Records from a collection
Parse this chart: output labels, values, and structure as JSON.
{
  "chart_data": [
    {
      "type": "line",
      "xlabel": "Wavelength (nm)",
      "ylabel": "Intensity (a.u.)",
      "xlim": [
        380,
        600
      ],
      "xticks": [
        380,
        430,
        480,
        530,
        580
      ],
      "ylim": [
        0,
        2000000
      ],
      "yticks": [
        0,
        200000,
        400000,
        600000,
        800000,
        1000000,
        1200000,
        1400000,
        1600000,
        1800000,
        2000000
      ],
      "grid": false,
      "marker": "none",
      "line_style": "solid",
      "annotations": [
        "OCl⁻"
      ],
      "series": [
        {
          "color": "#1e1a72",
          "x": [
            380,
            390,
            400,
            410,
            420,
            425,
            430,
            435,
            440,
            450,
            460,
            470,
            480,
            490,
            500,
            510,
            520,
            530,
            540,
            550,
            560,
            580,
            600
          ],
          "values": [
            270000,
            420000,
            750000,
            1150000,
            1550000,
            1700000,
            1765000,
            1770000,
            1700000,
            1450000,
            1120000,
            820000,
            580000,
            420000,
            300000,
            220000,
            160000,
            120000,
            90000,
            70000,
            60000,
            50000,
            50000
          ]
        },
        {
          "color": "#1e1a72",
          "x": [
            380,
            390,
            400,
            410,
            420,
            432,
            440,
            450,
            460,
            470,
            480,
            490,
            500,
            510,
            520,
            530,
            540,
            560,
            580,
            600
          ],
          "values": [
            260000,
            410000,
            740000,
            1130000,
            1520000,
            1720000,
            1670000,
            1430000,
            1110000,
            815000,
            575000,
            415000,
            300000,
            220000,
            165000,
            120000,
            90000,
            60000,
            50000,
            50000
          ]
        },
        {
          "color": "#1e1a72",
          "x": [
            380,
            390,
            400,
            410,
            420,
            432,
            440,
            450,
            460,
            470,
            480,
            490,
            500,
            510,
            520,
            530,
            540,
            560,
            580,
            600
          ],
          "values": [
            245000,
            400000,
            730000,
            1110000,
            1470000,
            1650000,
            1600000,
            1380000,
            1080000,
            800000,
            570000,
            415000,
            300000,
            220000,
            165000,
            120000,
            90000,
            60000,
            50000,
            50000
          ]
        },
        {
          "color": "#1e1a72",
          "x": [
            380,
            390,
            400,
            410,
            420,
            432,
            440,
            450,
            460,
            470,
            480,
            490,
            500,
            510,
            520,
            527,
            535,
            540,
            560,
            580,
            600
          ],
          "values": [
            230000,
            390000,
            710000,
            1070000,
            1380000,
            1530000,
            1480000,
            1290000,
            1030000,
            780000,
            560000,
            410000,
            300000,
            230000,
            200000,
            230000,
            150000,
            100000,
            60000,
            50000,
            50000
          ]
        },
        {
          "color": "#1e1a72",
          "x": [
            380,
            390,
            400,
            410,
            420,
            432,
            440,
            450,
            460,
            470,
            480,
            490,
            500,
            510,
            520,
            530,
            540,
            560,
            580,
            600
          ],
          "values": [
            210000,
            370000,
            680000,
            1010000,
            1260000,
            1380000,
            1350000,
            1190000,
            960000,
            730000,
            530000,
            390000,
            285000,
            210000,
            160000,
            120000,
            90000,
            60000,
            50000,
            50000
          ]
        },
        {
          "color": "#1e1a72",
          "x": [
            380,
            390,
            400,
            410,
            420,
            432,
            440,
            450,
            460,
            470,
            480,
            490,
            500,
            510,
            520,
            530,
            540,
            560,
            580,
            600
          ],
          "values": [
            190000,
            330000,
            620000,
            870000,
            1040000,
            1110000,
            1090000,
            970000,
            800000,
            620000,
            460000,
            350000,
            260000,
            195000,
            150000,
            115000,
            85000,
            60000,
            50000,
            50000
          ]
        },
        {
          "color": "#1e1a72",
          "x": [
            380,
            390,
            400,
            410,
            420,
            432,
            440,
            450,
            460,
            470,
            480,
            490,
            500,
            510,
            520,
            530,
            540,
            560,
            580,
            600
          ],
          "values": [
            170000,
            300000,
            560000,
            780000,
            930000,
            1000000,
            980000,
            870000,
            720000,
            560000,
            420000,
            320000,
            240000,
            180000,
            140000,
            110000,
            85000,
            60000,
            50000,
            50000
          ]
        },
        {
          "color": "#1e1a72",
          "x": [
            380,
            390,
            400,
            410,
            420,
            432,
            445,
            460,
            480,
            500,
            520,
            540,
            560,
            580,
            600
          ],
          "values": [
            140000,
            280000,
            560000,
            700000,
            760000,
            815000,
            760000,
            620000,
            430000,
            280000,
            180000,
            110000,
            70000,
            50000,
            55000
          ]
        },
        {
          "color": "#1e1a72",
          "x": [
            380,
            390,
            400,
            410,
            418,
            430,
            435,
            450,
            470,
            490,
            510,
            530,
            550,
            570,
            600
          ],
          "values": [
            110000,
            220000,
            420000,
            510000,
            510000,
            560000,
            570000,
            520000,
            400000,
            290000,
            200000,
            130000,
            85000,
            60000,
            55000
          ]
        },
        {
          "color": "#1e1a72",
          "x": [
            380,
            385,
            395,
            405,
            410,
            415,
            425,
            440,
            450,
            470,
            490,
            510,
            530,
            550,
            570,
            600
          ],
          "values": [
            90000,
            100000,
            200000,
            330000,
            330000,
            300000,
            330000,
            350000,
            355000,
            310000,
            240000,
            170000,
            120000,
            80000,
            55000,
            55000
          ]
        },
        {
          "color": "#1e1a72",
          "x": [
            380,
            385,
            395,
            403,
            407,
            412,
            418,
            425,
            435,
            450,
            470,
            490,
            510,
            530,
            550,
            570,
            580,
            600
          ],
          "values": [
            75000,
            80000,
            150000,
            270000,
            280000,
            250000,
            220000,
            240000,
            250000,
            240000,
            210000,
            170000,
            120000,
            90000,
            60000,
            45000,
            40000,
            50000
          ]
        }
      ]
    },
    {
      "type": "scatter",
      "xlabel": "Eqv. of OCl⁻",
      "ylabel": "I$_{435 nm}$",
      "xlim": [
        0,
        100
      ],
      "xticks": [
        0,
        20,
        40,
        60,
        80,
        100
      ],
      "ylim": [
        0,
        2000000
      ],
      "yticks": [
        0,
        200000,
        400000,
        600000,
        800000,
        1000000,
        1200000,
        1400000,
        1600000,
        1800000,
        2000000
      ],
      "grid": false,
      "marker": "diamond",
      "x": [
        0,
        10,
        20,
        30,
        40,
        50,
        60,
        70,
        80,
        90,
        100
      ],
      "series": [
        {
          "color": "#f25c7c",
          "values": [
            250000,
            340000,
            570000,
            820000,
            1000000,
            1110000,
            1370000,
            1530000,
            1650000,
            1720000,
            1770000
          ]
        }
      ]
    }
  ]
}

● PROBLEM STATEMENT:
Return all of the entries exactly as they were supplied.

● SOLVED EXERCISE:
Parse this chart: output labels, values, and structure as JSON.
{
  "chart_data": [
    {
      "type": "line",
      "xlabel": "Wavelength (nm)",
      "ylabel": "Intensity (a.u.)",
      "xlim": [
        380,
        600
      ],
      "xticks": [
        380,
        430,
        480,
        530,
        580
      ],
      "ylim": [
        0,
        2000000
      ],
      "yticks": [
        0,
        200000,
        400000,
        600000,
        800000,
        1000000,
        1200000,
        1400000,
        1600000,
        1800000,
        2000000
      ],
      "grid": false,
      "marker": "none",
      "line_style": "solid",
      "annotations": [
        "OCl⁻"
      ],
      "series": [
        {
          "color": "#1e1a72",
          "x": [
            380,
            390,
            400,
            410,
            420,
            425,
            430,
            435,
            440,
            450,
            460,
            470,
            480,
            490,
            500,
            510,
            520,
            530,
            540,
            550,
            560,
            580,
            600
          ],
          "values": [
            270000,
            420000,
            750000,
            1150000,
            1550000,
            1700000,
            1765000,
            1770000,
            1700000,
            1450000,
            1120000,
            820000,
            580000,
            420000,
            300000,
            220000,
            160000,
            120000,
            90000,
            70000,
            60000,
            50000,
            50000
          ]
        },
        {
          "color": "#1e1a72",
          "x": [
            380,
            390,
            400,
            410,
            420,
            432,
            440,
            450,
            460,
            470,
            480,
            490,
            500,
            510,
            520,
            530,
            540,
            560,
            580,
            600
          ],
          "values": [
            260000,
            410000,
            740000,
            1130000,
            1520000,
            1720000,
            1670000,
            1430000,
            1110000,
            815000,
            575000,
            415000,
            300000,
            220000,
            165000,
            120000,
            90000,
            60000,
            50000,
            50000
          ]
        },
        {
          "color": "#1e1a72",
          "x": [
            380,
            390,
            400,
            410,
            420,
            432,
            440,
            450,
            460,
            470,
            480,
            490,
            500,
            510,
            520,
            530,
            540,
            560,
            580,
            600
          ],
          "values": [
            245000,
            400000,
            730000,
            1110000,
            1470000,
            1650000,
            1600000,
            1380000,
            1080000,
            800000,
            570000,
            415000,
            300000,
            220000,
            165000,
            120000,
            90000,
            60000,
            50000,
            50000
          ]
        },
        {
          "color": "#1e1a72",
          "x": [
            380,
            390,
            400,
            410,
            420,
            432,
            440,
            450,
            460,
            470,
            480,
            490,
            500,
            510,
            520,
            527,
            535,
            540,
            560,
            580,
            600
          ],
          "values": [
            230000,
            390000,
            710000,
            1070000,
            1380000,
            1530000,
            1480000,
            1290000,
            1030000,
            780000,
            560000,
            410000,
            300000,
            230000,
            200000,
            230000,
            150000,
            100000,
            60000,
            50000,
            50000
          ]
        },
        {
          "color": "#1e1a72",
          "x": [
            380,
            390,
            400,
            410,
            420,
            432,
            440,
            450,
            460,
            470,
            480,
            490,
            500,
            510,
            520,
            530,
            540,
            560,
            580,
            600
          ],
          "values": [
            210000,
            370000,
            680000,
            1010000,
            1260000,
            1380000,
            1350000,
            1190000,
            960000,
            730000,
            530000,
            390000,
            285000,
            210000,
            160000,
            120000,
            90000,
            60000,
            50000,
            50000
          ]
        },
        {
          "color": "#1e1a72",
          "x": [
            380,
            390,
            400,
            410,
            420,
            432,
            440,
            450,
            460,
            470,
            480,
            490,
            500,
            510,
            520,
            530,
            540,
            560,
            580,
            600
          ],
          "values": [
            190000,
            330000,
            620000,
            870000,
            1040000,
            1110000,
            1090000,
            970000,
            800000,
            620000,
            460000,
            350000,
            260000,
            195000,
            150000,
            115000,
            85000,
            60000,
            50000,
            50000
          ]
        },
        {
          "color": "#1e1a72",
          "x": [
            380,
            390,
            400,
            410,
            420,
            432,
            440,
            450,
            460,
            470,
            480,
            490,
            500,
            510,
            520,
            530,
            540,
            560,
            580,
            600
          ],
          "values": [
            170000,
            300000,
            560000,
            780000,
            930000,
            1000000,
            980000,
            870000,
            720000,
            560000,
            420000,
            320000,
            240000,
            180000,
            140000,
            110000,
            85000,
            60000,
            50000,
            50000
          ]
        },
        {
          "color": "#1e1a72",
          "x": [
            380,
            390,
            400,
            410,
            420,
            432,
            445,
            460,
            480,
            500,
            520,
            540,
            560,
            580,
            600
          ],
          "values": [
            140000,
            280000,
            560000,
            700000,
            760000,
            815000,
            760000,
            620000,
            430000,
            280000,
            180000,
            110000,
            70000,
            50000,
            55000
          ]
        },
        {
          "color": "#1e1a72",
          "x": [
            380,
            390,
            400,
            410,
            418,
            430,
            435,
            450,
            470,
            490,
            510,
            530,
            550,
            570,
            600
          ],
          "values": [
            110000,
            220000,
            420000,
            510000,
            510000,
            560000,
            570000,
            520000,
            400000,
            290000,
            200000,
            130000,
            85000,
            60000,
            55000
          ]
        },
        {
          "color": "#1e1a72",
          "x": [
            380,
            385,
            395,
            405,
            410,
            415,
            425,
            440,
            450,
            470,
            490,
            510,
            530,
            550,
            570,
            600
          ],
          "values": [
            90000,
            100000,
            200000,
            330000,
            330000,
            300000,
            330000,
            350000,
            355000,
            310000,
            240000,
            170000,
            120000,
            80000,
            55000,
            55000
          ]
        },
        {
          "color": "#1e1a72",
          "x": [
            380,
            385,
            395,
            403,
            407,
            412,
            418,
            425,
            435,
            450,
            470,
            490,
            510,
            530,
            550,
            570,
            580,
            600
          ],
          "values": [
            75000,
            80000,
            150000,
            270000,
            280000,
            250000,
            220000,
            240000,
            250000,
            240000,
            210000,
            170000,
            120000,
            90000,
            60000,
            45000,
            40000,
            50000
          ]
        }
      ]
    },
    {
      "type": "scatter",
      "xlabel": "Eqv. of OCl⁻",
      "ylabel": "I$_{435 nm}$",
      "xlim": [
        0,
        100
      ],
      "xticks": [
        0,
        20,
        40,
        60,
        80,
        100
      ],
      "ylim": [
        0,
        2000000
      ],
      "yticks": [
        0,
        200000,
        400000,
        600000,
        800000,
        1000000,
        1200000,
        1400000,
        1600000,
        1800000,
        2000000
      ],
      "grid": false,
      "marker": "diamond",
      "x": [
        0,
        10,
        20,
        30,
        40,
        50,
        60,
        70,
        80,
        90,
        100
      ],
      "series": [
        {
          "color": "#f25c7c",
          "values": [
            250000,
            340000,
            570000,
            820000,
            1000000,
            1110000,
            1370000,
            1530000,
            1650000,
            1720000,
            1770000
          ]
        }
      ]
    }
  ]
}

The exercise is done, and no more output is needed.